> _What you will do_: The entries below contain pictures. Retype everything except those pictures, exactly as given.

====== Extracted entries ======

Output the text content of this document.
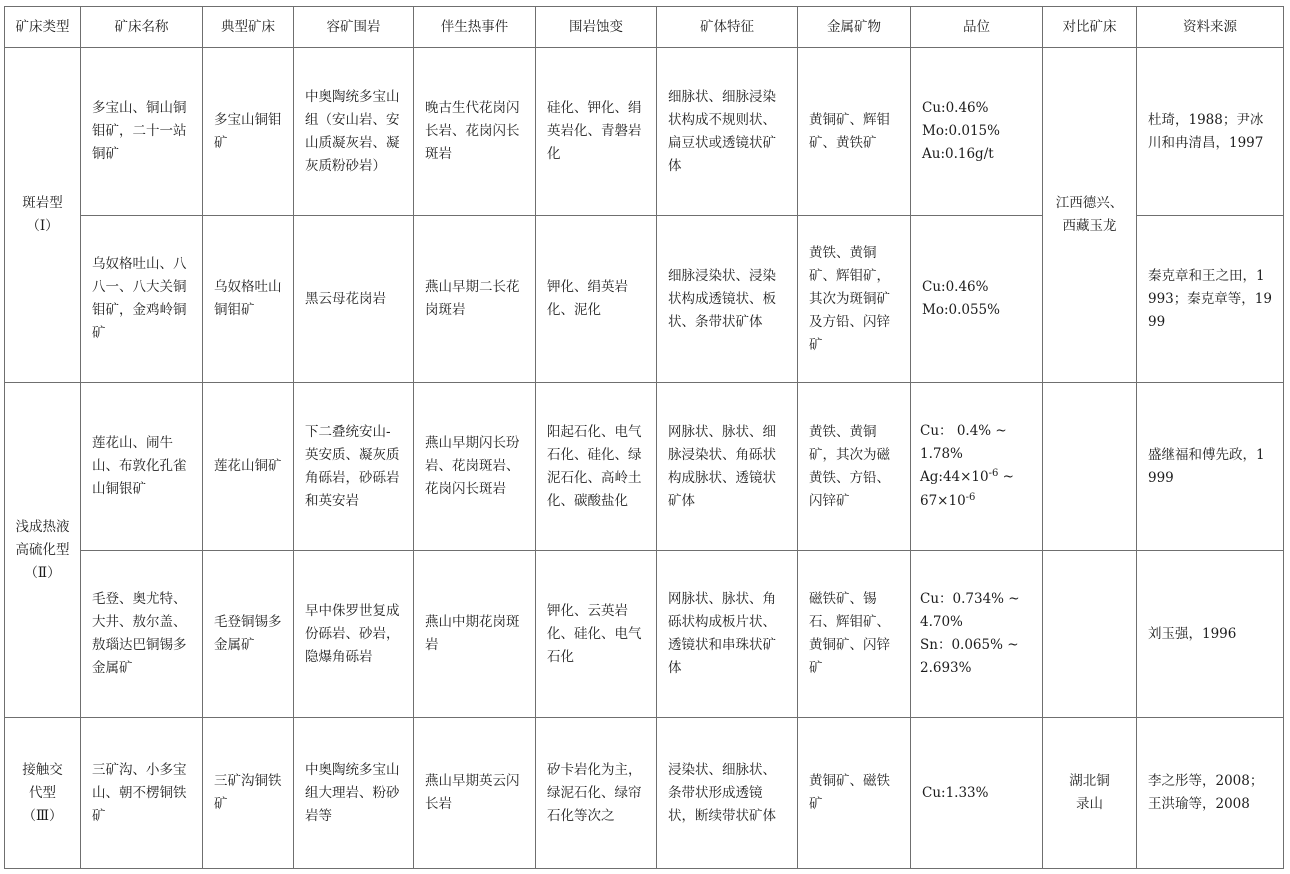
矿床类型	矿床名称	典型矿床	容矿围岩	伴生热事件	围岩蚀变	矿体特征	金属矿物	品位	对比矿床	资料来源

斑岩型
（Ⅰ）	多宝山、铜山铜钼矿，二十一站铜矿	多宝山铜钼矿	中奥陶统多宝山组（安山岩、安山质凝灰岩、凝灰质粉砂岩）	晚古生代花岗闪长岩、花岗闪长斑岩	硅化、钾化、绢英岩化、青磐岩化	细脉状、细脉浸染状构成不规则状、扁豆状或透镜状矿体	黄铜矿、辉钼矿、黄铁矿	Cu:0.46%
Mo:0.015%
Au:0.16g/t	江西德兴、
西藏玉龙	杜琦，1988；尹冰川和冉清昌，1997
	乌奴格吐山、八八一、八大关铜钼矿，金鸡岭铜矿	乌奴格吐山铜钼矿	黑云母花岗岩	燕山早期二长花岗斑岩	钾化、绢英岩化、泥化	细脉浸染状、浸染状构成透镜状、板状、条带状矿体	黄铁、黄铜矿、辉钼矿，其次为斑铜矿及方铅、闪锌矿	Cu:0.46%
Mo:0.055%		秦克章和王之田，1993；秦克章等，1999

浅成热液
高硫化型
（Ⅱ）	莲花山、闹牛山、布敦化孔雀山铜银矿	莲花山铜矿	下二叠统安山-英安质、凝灰质角砾岩，砂砾岩和英安岩	燕山早期闪长玢岩、花岗斑岩、花岗闪长斑岩	阳起石化、电气石化、硅化、绿泥石化、高岭土化、碳酸盐化	网脉状、脉状、细脉浸染状、角砾状构成脉状、透镜状矿体	黄铁、黄铜矿，其次为磁黄铁、方铅、闪锌矿	Cu： 0.4% ~
1.78%
$Ag:44\times 10^{-6}$ ~
$67\times 10^{-6}$		盛继福和傅先政，1999
	毛登、奥尤特、大井、敖尔盖、敖瑙达巴铜锡多金属矿	毛登铜锡多金属矿	早中侏罗世复成份砾岩、砂岩，隐爆角砾岩	燕山中期花岗斑岩	钾化、云英岩化、硅化、电气石化	网脉状、脉状、角砾状构成板片状、透镜状和串珠状矿体	磁铁矿、锡石、辉钼矿、黄铜矿、闪锌矿	Cu：0.734% ~
4.70%
Sn：0.065% ~
2.693%		刘玉强，1996

接触交
代型
（Ⅲ）	三矿沟、小多宝山、朝不楞铜铁矿	三矿沟铜铁矿	中奥陶统多宝山组大理岩、粉砂岩等	燕山早期英云闪长岩	矽卡岩化为主，绿泥石化、绿帘石化等次之	浸染状、细脉状、条带状形成透镜状，断续带状矿体	黄铜矿、磁铁矿	Cu:1.33%	湖北铜
录山	李之彤等，2008；王洪瑜等，2008
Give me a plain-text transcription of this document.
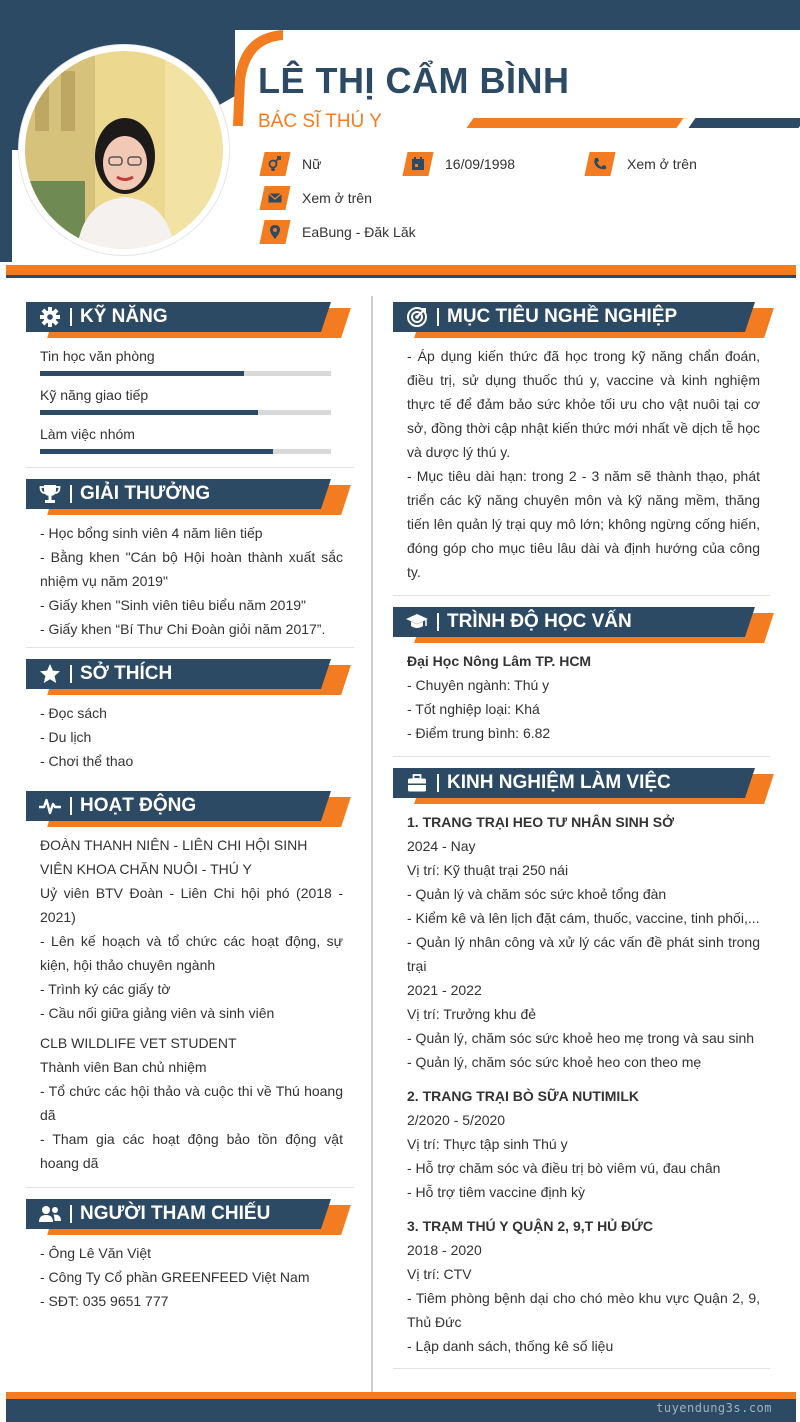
LÊ THỊ CẨM BÌNH
BÁC SĨ THÚ Y
Nữ	16/09/1998	Xem ở trên
Xem ở trên
EaBung - Đăk Lăk
KỸ NĂNG
Tin học văn phòng
Kỹ năng giao tiếp
Làm việc nhóm
GIẢI THƯỞNG

- Học bổng sinh viên 4 năm liên tiếp

- Bằng khen "Cán bộ Hội hoàn thành xuất sắc nhiệm vụ năm 2019"

- Giấy khen "Sinh viên tiêu biểu năm 2019"

- Giấy khen “Bí Thư Chi Đoàn giỏi năm 2017”.

SỞ THÍCH

- Đọc sách

- Du lịch

- Chơi thể thao

HOẠT ĐỘNG

ĐOÀN THANH NIÊN - LIÊN CHI HỘI SINH VIÊN KHOA CHĂN NUÔI - THÚ Y

Uỷ viên BTV Đoàn - Liên Chi hội phó (2018 - 2021)

- Lên kế hoạch và tổ chức các hoạt động, sự kiện, hội thảo chuyên ngành

- Trình ký các giấy tờ

- Cầu nối giữa giảng viên và sinh viên

CLB WILDLIFE VET STUDENT

Thành viên Ban chủ nhiệm

- Tổ chức các hội thảo và cuộc thi về Thú hoang dã

- Tham gia các hoạt động bảo tồn động vật hoang dã

NGƯỜI THAM CHIẾU

- Ông Lê Văn Việt

- Công Ty Cổ phần GREENFEED Việt Nam

- SĐT: 035 9651 777

MỤC TIÊU NGHỀ NGHIỆP

- Áp dụng kiến thức đã học trong kỹ năng chẩn đoán, điều trị, sử dụng thuốc thú y, vaccine và kinh nghiệm thực tế để đảm bảo sức khỏe tối ưu cho vật nuôi tại cơ sở, đồng thời cập nhật kiến thức mới nhất về dịch tễ học và dược lý thú y.

- Mục tiêu dài hạn: trong 2 - 3 năm sẽ thành thạo, phát triển các kỹ năng chuyên môn và kỹ năng mềm, thăng tiến lên quản lý trại quy mô lớn; không ngừng cống hiến, đóng góp cho mục tiêu lâu dài và định hướng của công ty.

TRÌNH ĐỘ HỌC VẤN

Đại Học Nông Lâm TP. HCM

- Chuyên ngành: Thú y

- Tốt nghiệp loại: Khá

- Điểm trung bình: 6.82

KINH NGHIỆM LÀM VIỆC

1. TRANG TRẠI HEO TƯ NHÂN SINH SỞ

2024 - Nay

Vị trí: Kỹ thuật trại 250 nái

- Quản lý và chăm sóc sức khoẻ tổng đàn

- Kiểm kê và lên lịch đặt cám, thuốc, vaccine, tinh phối,...

- Quản lý nhân công và xử lý các vấn đề phát sinh trong trại

2021 - 2022

Vị trí: Trưởng khu đẻ

- Quản lý, chăm sóc sức khoẻ heo mẹ trong và sau sinh

- Quản lý, chăm sóc sức khoẻ heo con theo mẹ

2. TRANG TRẠI BÒ SỮA NUTIMILK

2/2020 - 5/2020

Vị trí: Thực tập sinh Thú y

- Hỗ trợ chăm sóc và điều trị bò viêm vú, đau chân

- Hỗ trợ tiêm vaccine định kỳ

3. TRẠM THÚ Y QUẬN 2, 9,T HỦ ĐỨC

2018 - 2020

Vị trí: CTV

- Tiêm phòng bệnh dại cho chó mèo khu vực Quận 2, 9, Thủ Đức

- Lập danh sách, thống kê số liệu

tuyendung3s.com
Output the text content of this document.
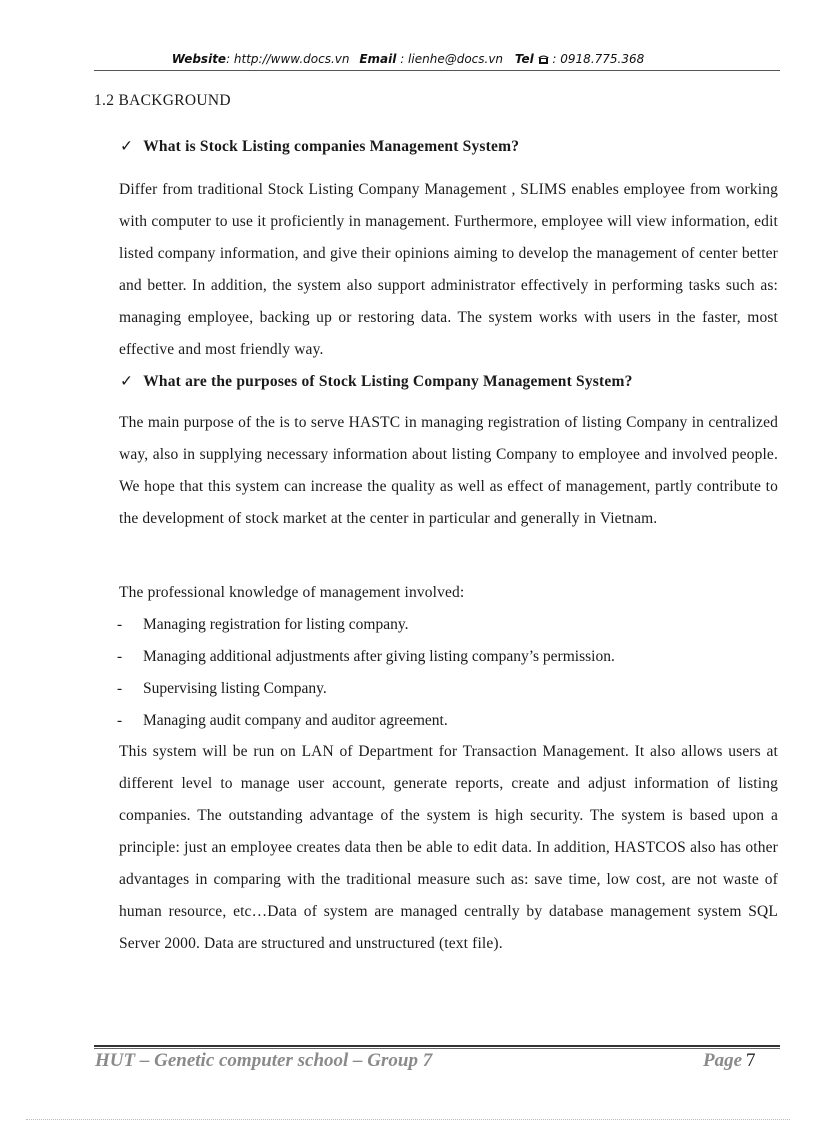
Website: http://www.docs.vn Email : lienhe@docs.vn Tel : 0918.775.368
1.2 BACKGROUND
✓ What is Stock Listing companies Management System?

Differ from traditional Stock Listing Company Management , SLIMS enables employee from working with computer to use it proficiently in management. Furthermore, employee will view information, edit listed company information, and give their opinions aiming to develop the management of center better and better. In addition, the system also support administrator effectively in performing tasks such as: managing employee, backing up or restoring data. The system works with users in the faster, most effective and most friendly way.

✓ What are the purposes of Stock Listing Company Management System?

The main purpose of the is to serve HASTC in managing registration of listing Company in centralized way, also in supplying necessary information about listing Company to employee and involved people. We hope that this system can increase the quality as well as effect of management, partly contribute to the development of stock market at the center in particular and generally in Vietnam.

The professional knowledge of management involved:

- Managing registration for listing company.
- Managing additional adjustments after giving listing company’s permission.
- Supervising listing Company.
- Managing audit company and auditor agreement.

This system will be run on LAN of Department for Transaction Management. It also allows users at different level to manage user account, generate reports, create and adjust information of listing companies. The outstanding advantage of the system is high security. The system is based upon a principle: just an employee creates data then be able to edit data. In addition, HASTCOS also has other advantages in comparing with the traditional measure such as: save time, low cost, are not waste of human resource, etc…Data of system are managed centrally by database management system SQL Server 2000. Data are structured and unstructured (text file).

HUT – Genetic computer school – Group 7	Page 7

======

> _Written reply_:
Output the text content of this document.
矿床类型	矿床名称	典型矿床	容矿围岩	伴生热事件	围岩蚀变	矿体特征	金属矿物	品位	对比矿床	资料来源

斑岩型
（Ⅰ）	多宝山、铜山铜钼矿，二十一站铜矿	多宝山铜钼矿	中奥陶统多宝山组（安山岩、安山质凝灰岩、凝灰质粉砂岩）	晚古生代花岗闪长岩、花岗闪长斑岩	硅化、钾化、绢英岩化、青磐岩化	细脉状、细脉浸染状构成不规则状、扁豆状或透镜状矿体	黄铜矿、辉钼矿、黄铁矿	Cu:0.46%
Mo:0.015%
Au:0.16g/t	江西德兴、
西藏玉龙	杜琦，1988；尹冰川和冉清昌，1997
	乌奴格吐山、八八一、八大关铜钼矿，金鸡岭铜矿	乌奴格吐山铜钼矿	黑云母花岗岩	燕山早期二长花岗斑岩	钾化、绢英岩化、泥化	细脉浸染状、浸染状构成透镜状、板状、条带状矿体	黄铁、黄铜矿、辉钼矿，其次为斑铜矿及方铅、闪锌矿	Cu:0.46%
Mo:0.055%		秦克章和王之田，1993；秦克章等，1999

浅成热液
高硫化型
（Ⅱ）	莲花山、闹牛山、布敦化孔雀山铜银矿	莲花山铜矿	下二叠统安山-英安质、凝灰质角砾岩，砂砾岩和英安岩	燕山早期闪长玢岩、花岗斑岩、花岗闪长斑岩	阳起石化、电气石化、硅化、绿泥石化、高岭土化、碳酸盐化	网脉状、脉状、细脉浸染状、角砾状构成脉状、透镜状矿体	黄铁、黄铜矿，其次为磁黄铁、方铅、闪锌矿	Cu： 0.4% ~
1.78%
$Ag:44\times 10^{-6}$ ~
$67\times 10^{-6}$		盛继福和傅先政，1999
	毛登、奥尤特、大井、敖尔盖、敖瑙达巴铜锡多金属矿	毛登铜锡多金属矿	早中侏罗世复成份砾岩、砂岩，隐爆角砾岩	燕山中期花岗斑岩	钾化、云英岩化、硅化、电气石化	网脉状、脉状、角砾状构成板片状、透镜状和串珠状矿体	磁铁矿、锡石、辉钼矿、黄铜矿、闪锌矿	Cu：0.734% ~
4.70%
Sn：0.065% ~
2.693%		刘玉强，1996

接触交
代型
（Ⅲ）	三矿沟、小多宝山、朝不楞铜铁矿	三矿沟铜铁矿	中奥陶统多宝山组大理岩、粉砂岩等	燕山早期英云闪长岩	矽卡岩化为主，绿泥石化、绿帘石化等次之	浸染状、细脉状、条带状形成透镜状，断续带状矿体	黄铜矿、磁铁矿	Cu:1.33%	湖北铜
录山	李之彤等，2008；王洪瑜等，2008
Give me a plain-text transcription of this document.
LÊ THỊ CẨM BÌNH
BÁC SĨ THÚ Y
Nữ	16/09/1998	Xem ở trên
Xem ở trên
EaBung - Đăk Lăk
KỸ NĂNG
Tin học văn phòng
Kỹ năng giao tiếp
Làm việc nhóm
GIẢI THƯỞNG

- Học bổng sinh viên 4 năm liên tiếp

- Bằng khen "Cán bộ Hội hoàn thành xuất sắc nhiệm vụ năm 2019"

- Giấy khen "Sinh viên tiêu biểu năm 2019"

- Giấy khen “Bí Thư Chi Đoàn giỏi năm 2017”.

SỞ THÍCH

- Đọc sách

- Du lịch

- Chơi thể thao

HOẠT ĐỘNG

ĐOÀN THANH NIÊN - LIÊN CHI HỘI SINH VIÊN KHOA CHĂN NUÔI - THÚ Y

Uỷ viên BTV Đoàn - Liên Chi hội phó (2018 - 2021)

- Lên kế hoạch và tổ chức các hoạt động, sự kiện, hội thảo chuyên ngành

- Trình ký các giấy tờ

- Cầu nối giữa giảng viên và sinh viên

CLB WILDLIFE VET STUDENT

Thành viên Ban chủ nhiệm

- Tổ chức các hội thảo và cuộc thi về Thú hoang dã

- Tham gia các hoạt động bảo tồn động vật hoang dã

NGƯỜI THAM CHIẾU

- Ông Lê Văn Việt

- Công Ty Cổ phần GREENFEED Việt Nam

- SĐT: 035 9651 777

MỤC TIÊU NGHỀ NGHIỆP

- Áp dụng kiến thức đã học trong kỹ năng chẩn đoán, điều trị, sử dụng thuốc thú y, vaccine và kinh nghiệm thực tế để đảm bảo sức khỏe tối ưu cho vật nuôi tại cơ sở, đồng thời cập nhật kiến thức mới nhất về dịch tễ học và dược lý thú y.

- Mục tiêu dài hạn: trong 2 - 3 năm sẽ thành thạo, phát triển các kỹ năng chuyên môn và kỹ năng mềm, thăng tiến lên quản lý trại quy mô lớn; không ngừng cống hiến, đóng góp cho mục tiêu lâu dài và định hướng của công ty.

TRÌNH ĐỘ HỌC VẤN

Đại Học Nông Lâm TP. HCM

- Chuyên ngành: Thú y

- Tốt nghiệp loại: Khá

- Điểm trung bình: 6.82

KINH NGHIỆM LÀM VIỆC

1. TRANG TRẠI HEO TƯ NHÂN SINH SỞ

2024 - Nay

Vị trí: Kỹ thuật trại 250 nái

- Quản lý và chăm sóc sức khoẻ tổng đàn

- Kiểm kê và lên lịch đặt cám, thuốc, vaccine, tinh phối,...

- Quản lý nhân công và xử lý các vấn đề phát sinh trong trại

2021 - 2022

Vị trí: Trưởng khu đẻ

- Quản lý, chăm sóc sức khoẻ heo mẹ trong và sau sinh

- Quản lý, chăm sóc sức khoẻ heo con theo mẹ

2. TRANG TRẠI BÒ SỮA NUTIMILK

2/2020 - 5/2020

Vị trí: Thực tập sinh Thú y

- Hỗ trợ chăm sóc và điều trị bò viêm vú, đau chân

- Hỗ trợ tiêm vaccine định kỳ

3. TRẠM THÚ Y QUẬN 2, 9,T HỦ ĐỨC

2018 - 2020

Vị trí: CTV

- Tiêm phòng bệnh dại cho chó mèo khu vực Quận 2, 9, Thủ Đức

- Lập danh sách, thống kê số liệu

tuyendung3s.com
Output the text content of this document.
Website: http://www.docs.vn Email : lienhe@docs.vn Tel : 0918.775.368
1.2 BACKGROUND
✓ What is Stock Listing companies Management System?

Differ from traditional Stock Listing Company Management , SLIMS enables employee from working with computer to use it proficiently in management. Furthermore, employee will view information, edit listed company information, and give their opinions aiming to develop the management of center better and better. In addition, the system also support administrator effectively in performing tasks such as: managing employee, backing up or restoring data. The system works with users in the faster, most effective and most friendly way.

✓ What are the purposes of Stock Listing Company Management System?

The main purpose of the is to serve HASTC in managing registration of listing Company in centralized way, also in supplying necessary information about listing Company to employee and involved people. We hope that this system can increase the quality as well as effect of management, partly contribute to the development of stock market at the center in particular and generally in Vietnam.

The professional knowledge of management involved:

- Managing registration for listing company.
- Managing additional adjustments after giving listing company’s permission.
- Supervising listing Company.
- Managing audit company and auditor agreement.

This system will be run on LAN of Department for Transaction Management. It also allows users at different level to manage user account, generate reports, create and adjust information of listing companies. The outstanding advantage of the system is high security. The system is based upon a principle: just an employee creates data then be able to edit data. In addition, HASTCOS also has other advantages in comparing with the traditional measure such as: save time, low cost, are not waste of human resource, etc…Data of system are managed centrally by database management system SQL Server 2000. Data are structured and unstructured (text file).

HUT – Genetic computer school – Group 7	Page 7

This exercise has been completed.